Exercise directions >>
Scan the data for "text" and copy the lines it appears in.

Records provided >>

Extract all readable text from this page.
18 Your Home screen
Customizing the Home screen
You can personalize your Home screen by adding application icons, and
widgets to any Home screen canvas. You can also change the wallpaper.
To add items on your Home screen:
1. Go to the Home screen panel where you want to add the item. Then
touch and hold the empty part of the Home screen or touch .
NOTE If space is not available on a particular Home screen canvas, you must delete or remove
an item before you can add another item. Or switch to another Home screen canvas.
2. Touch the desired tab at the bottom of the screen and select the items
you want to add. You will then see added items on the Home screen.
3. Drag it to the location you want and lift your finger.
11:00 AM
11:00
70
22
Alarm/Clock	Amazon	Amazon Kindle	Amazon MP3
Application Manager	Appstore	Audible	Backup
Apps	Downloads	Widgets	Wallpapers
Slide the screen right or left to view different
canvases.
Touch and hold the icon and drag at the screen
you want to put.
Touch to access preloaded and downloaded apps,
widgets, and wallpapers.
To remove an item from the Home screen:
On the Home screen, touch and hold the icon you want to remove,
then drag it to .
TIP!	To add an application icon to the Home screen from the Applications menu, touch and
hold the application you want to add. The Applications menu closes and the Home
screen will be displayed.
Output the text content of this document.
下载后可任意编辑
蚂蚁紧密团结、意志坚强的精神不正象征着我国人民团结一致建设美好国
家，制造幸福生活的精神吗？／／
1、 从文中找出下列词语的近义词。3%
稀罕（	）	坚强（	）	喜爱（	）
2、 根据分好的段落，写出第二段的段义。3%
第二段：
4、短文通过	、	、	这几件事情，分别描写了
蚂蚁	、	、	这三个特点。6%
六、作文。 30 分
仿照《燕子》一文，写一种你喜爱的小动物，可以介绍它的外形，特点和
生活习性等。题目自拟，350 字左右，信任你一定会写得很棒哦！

Response below >>
Extract all readable text from this page.
Output the text content of this document.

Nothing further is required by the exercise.